— Written exercise —
Reproduce every line of the material below word for word, keeping each character and number unchanged.

(Records drawn from a collection)
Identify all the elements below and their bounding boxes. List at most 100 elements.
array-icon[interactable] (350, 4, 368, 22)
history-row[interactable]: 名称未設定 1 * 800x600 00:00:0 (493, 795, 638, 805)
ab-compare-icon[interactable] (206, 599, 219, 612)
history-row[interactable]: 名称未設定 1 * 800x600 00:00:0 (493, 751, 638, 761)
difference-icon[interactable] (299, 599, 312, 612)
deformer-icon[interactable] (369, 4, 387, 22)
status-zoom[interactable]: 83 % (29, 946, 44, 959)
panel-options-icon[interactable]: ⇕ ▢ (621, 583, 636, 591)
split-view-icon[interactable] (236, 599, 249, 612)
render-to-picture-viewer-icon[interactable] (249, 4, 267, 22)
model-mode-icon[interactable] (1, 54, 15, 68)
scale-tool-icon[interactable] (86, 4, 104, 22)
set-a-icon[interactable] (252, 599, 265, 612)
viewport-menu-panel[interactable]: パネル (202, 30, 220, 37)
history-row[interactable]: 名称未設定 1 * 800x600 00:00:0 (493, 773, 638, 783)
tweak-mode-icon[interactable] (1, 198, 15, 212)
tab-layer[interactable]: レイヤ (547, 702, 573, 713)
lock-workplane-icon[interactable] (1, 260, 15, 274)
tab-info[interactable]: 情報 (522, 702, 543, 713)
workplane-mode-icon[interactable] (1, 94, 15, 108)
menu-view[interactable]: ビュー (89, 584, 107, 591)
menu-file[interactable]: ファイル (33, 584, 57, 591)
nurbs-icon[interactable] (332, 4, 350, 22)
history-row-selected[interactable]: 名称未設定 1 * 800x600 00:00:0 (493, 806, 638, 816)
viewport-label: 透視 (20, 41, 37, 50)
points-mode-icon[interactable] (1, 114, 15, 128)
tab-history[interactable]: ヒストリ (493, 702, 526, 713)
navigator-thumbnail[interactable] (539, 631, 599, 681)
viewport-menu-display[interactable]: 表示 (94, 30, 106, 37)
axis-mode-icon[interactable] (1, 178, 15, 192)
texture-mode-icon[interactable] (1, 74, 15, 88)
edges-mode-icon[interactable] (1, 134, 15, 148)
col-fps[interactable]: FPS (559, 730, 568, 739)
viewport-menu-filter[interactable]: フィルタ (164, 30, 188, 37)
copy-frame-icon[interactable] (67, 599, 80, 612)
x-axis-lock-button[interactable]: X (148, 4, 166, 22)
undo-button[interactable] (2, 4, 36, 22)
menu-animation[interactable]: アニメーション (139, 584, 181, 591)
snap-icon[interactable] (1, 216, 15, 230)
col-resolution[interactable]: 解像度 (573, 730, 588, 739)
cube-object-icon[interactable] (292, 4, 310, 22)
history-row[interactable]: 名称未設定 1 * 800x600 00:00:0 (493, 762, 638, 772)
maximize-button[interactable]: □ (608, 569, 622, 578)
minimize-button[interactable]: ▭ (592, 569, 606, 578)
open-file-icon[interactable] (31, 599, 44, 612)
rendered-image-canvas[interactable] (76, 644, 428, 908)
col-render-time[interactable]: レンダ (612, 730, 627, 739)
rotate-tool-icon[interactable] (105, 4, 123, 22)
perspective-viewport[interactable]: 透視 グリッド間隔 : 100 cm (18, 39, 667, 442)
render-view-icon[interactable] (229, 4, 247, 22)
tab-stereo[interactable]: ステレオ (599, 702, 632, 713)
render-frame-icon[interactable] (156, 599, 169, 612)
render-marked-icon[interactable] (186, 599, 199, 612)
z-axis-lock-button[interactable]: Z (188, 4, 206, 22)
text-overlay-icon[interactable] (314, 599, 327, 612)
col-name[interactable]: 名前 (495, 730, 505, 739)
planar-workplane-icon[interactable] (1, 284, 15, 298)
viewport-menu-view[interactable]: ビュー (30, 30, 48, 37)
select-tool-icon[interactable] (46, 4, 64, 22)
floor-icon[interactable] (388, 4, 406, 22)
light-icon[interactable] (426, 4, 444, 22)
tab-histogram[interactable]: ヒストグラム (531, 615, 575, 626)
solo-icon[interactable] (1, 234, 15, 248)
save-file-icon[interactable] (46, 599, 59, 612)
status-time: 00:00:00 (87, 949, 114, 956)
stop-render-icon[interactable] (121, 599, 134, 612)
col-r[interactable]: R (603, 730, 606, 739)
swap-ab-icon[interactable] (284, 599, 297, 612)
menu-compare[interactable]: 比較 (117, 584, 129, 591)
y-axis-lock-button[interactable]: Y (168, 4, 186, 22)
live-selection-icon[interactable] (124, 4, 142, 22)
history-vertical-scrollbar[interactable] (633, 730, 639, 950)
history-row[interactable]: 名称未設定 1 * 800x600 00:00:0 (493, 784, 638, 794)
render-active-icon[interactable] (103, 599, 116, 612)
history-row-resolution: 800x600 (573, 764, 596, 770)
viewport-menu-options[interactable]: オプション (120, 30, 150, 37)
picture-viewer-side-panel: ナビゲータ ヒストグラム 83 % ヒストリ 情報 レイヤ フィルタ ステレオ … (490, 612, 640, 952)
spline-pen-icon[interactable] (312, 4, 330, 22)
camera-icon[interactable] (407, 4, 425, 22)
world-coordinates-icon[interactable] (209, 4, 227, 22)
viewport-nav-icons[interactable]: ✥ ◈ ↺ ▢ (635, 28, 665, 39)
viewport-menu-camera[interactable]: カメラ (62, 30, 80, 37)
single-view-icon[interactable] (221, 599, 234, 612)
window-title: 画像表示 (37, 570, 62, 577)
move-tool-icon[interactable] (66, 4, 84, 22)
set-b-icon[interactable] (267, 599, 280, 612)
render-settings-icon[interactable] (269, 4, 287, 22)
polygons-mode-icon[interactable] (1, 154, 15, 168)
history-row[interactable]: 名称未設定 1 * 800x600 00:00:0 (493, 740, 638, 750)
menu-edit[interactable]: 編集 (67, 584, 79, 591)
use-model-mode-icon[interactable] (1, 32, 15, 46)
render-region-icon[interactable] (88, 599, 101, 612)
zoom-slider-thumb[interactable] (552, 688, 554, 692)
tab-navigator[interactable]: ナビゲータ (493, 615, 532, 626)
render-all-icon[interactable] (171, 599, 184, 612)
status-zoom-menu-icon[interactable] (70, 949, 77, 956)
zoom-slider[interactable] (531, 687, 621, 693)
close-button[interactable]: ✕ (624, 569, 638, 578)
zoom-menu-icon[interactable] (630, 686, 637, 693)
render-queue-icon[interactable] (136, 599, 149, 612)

— Exercise result —
Identify all the elements below and their bounding boxes. List at most 100 elements.
array-icon[interactable] (350, 4, 368, 22)
history-row[interactable]: 名称未設定 1 * 800x600 00:00:0 (493, 795, 638, 805)
ab-compare-icon[interactable] (206, 599, 219, 612)
history-row[interactable]: 名称未設定 1 * 800x600 00:00:0 (493, 751, 638, 761)
difference-icon[interactable] (299, 599, 312, 612)
deformer-icon[interactable] (369, 4, 387, 22)
status-zoom[interactable]: 83 % (29, 946, 44, 959)
panel-options-icon[interactable]: ⇕ ▢ (621, 583, 636, 591)
split-view-icon[interactable] (236, 599, 249, 612)
render-to-picture-viewer-icon[interactable] (249, 4, 267, 22)
model-mode-icon[interactable] (1, 54, 15, 68)
scale-tool-icon[interactable] (86, 4, 104, 22)
set-a-icon[interactable] (252, 599, 265, 612)
viewport-menu-panel[interactable]: パネル (202, 30, 220, 37)
history-row[interactable]: 名称未設定 1 * 800x600 00:00:0 (493, 773, 638, 783)
tweak-mode-icon[interactable] (1, 198, 15, 212)
tab-layer[interactable]: レイヤ (547, 702, 573, 713)
lock-workplane-icon[interactable] (1, 260, 15, 274)
tab-info[interactable]: 情報 (522, 702, 543, 713)
workplane-mode-icon[interactable] (1, 94, 15, 108)
menu-view[interactable]: ビュー (89, 584, 107, 591)
menu-file[interactable]: ファイル (33, 584, 57, 591)
nurbs-icon[interactable] (332, 4, 350, 22)
history-row-selected[interactable]: 名称未設定 1 * 800x600 00:00:0 (493, 806, 638, 816)
viewport-label: 透視 (20, 41, 37, 50)
points-mode-icon[interactable] (1, 114, 15, 128)
tab-history[interactable]: ヒストリ (493, 702, 526, 713)
navigator-thumbnail[interactable] (539, 631, 599, 681)
viewport-menu-display[interactable]: 表示 (94, 30, 106, 37)
axis-mode-icon[interactable] (1, 178, 15, 192)
texture-mode-icon[interactable] (1, 74, 15, 88)
edges-mode-icon[interactable] (1, 134, 15, 148)
col-fps[interactable]: FPS (559, 730, 568, 739)
viewport-menu-filter[interactable]: フィルタ (164, 30, 188, 37)
copy-frame-icon[interactable] (67, 599, 80, 612)
x-axis-lock-button[interactable]: X (148, 4, 166, 22)
undo-button[interactable] (2, 4, 36, 22)
menu-animation[interactable]: アニメーション (139, 584, 181, 591)
snap-icon[interactable] (1, 216, 15, 230)
col-resolution[interactable]: 解像度 (573, 730, 588, 739)
cube-object-icon[interactable] (292, 4, 310, 22)
history-row[interactable]: 名称未設定 1 * 800x600 00:00:0 (493, 762, 638, 772)
maximize-button[interactable]: □ (608, 569, 622, 578)
minimize-button[interactable]: ▭ (592, 569, 606, 578)
open-file-icon[interactable] (31, 599, 44, 612)
rendered-image-canvas[interactable] (76, 644, 428, 908)
col-render-time[interactable]: レンダ (612, 730, 627, 739)
rotate-tool-icon[interactable] (105, 4, 123, 22)
perspective-viewport[interactable]: 透視 グリッド間隔 : 100 cm (18, 39, 667, 442)
render-view-icon[interactable] (229, 4, 247, 22)
tab-stereo[interactable]: ステレオ (599, 702, 632, 713)
render-frame-icon[interactable] (156, 599, 169, 612)
render-marked-icon[interactable] (186, 599, 199, 612)
z-axis-lock-button[interactable]: Z (188, 4, 206, 22)
text-overlay-icon[interactable] (314, 599, 327, 612)
col-name[interactable]: 名前 (495, 730, 505, 739)
planar-workplane-icon[interactable] (1, 284, 15, 298)
viewport-menu-view[interactable]: ビュー (30, 30, 48, 37)
select-tool-icon[interactable] (46, 4, 64, 22)
floor-icon[interactable] (388, 4, 406, 22)
light-icon[interactable] (426, 4, 444, 22)
tab-histogram[interactable]: ヒストグラム (531, 615, 575, 626)
solo-icon[interactable] (1, 234, 15, 248)
save-file-icon[interactable] (46, 599, 59, 612)
status-time: 00:00:00 (87, 949, 114, 956)
stop-render-icon[interactable] (121, 599, 134, 612)
col-r[interactable]: R (603, 730, 606, 739)
swap-ab-icon[interactable] (284, 599, 297, 612)
menu-compare[interactable]: 比較 (117, 584, 129, 591)
y-axis-lock-button[interactable]: Y (168, 4, 186, 22)
live-selection-icon[interactable] (124, 4, 142, 22)
history-vertical-scrollbar[interactable] (633, 730, 639, 950)
history-row[interactable]: 名称未設定 1 * 800x600 00:00:0 (493, 784, 638, 794)
render-active-icon[interactable] (103, 599, 116, 612)
history-row-resolution: 800x600 (573, 764, 596, 770)
viewport-menu-options[interactable]: オプション (120, 30, 150, 37)
picture-viewer-side-panel: ナビゲータ ヒストグラム 83 % ヒストリ 情報 レイヤ フィルタ ステレオ … (490, 612, 640, 952)
spline-pen-icon[interactable] (312, 4, 330, 22)
camera-icon[interactable] (407, 4, 425, 22)
world-coordinates-icon[interactable] (209, 4, 227, 22)
viewport-nav-icons[interactable]: ✥ ◈ ↺ ▢ (635, 28, 665, 39)
viewport-menu-camera[interactable]: カメラ (62, 30, 80, 37)
single-view-icon[interactable] (221, 599, 234, 612)
window-title: 画像表示 (37, 570, 62, 577)
move-tool-icon[interactable] (66, 4, 84, 22)
set-b-icon[interactable] (267, 599, 280, 612)
render-settings-icon[interactable] (269, 4, 287, 22)
polygons-mode-icon[interactable] (1, 154, 15, 168)
history-row[interactable]: 名称未設定 1 * 800x600 00:00:0 (493, 740, 638, 750)
menu-edit[interactable]: 編集 (67, 584, 79, 591)
use-model-mode-icon[interactable] (1, 32, 15, 46)
render-region-icon[interactable] (88, 599, 101, 612)
zoom-slider-thumb[interactable] (552, 688, 554, 692)
tab-navigator[interactable]: ナビゲータ (493, 615, 532, 626)
render-all-icon[interactable] (171, 599, 184, 612)
status-zoom-menu-icon[interactable] (70, 949, 77, 956)
zoom-slider[interactable] (531, 687, 621, 693)
close-button[interactable]: ✕ (624, 569, 638, 578)
zoom-menu-icon[interactable] (630, 686, 637, 693)
render-queue-icon[interactable] (136, 599, 149, 612)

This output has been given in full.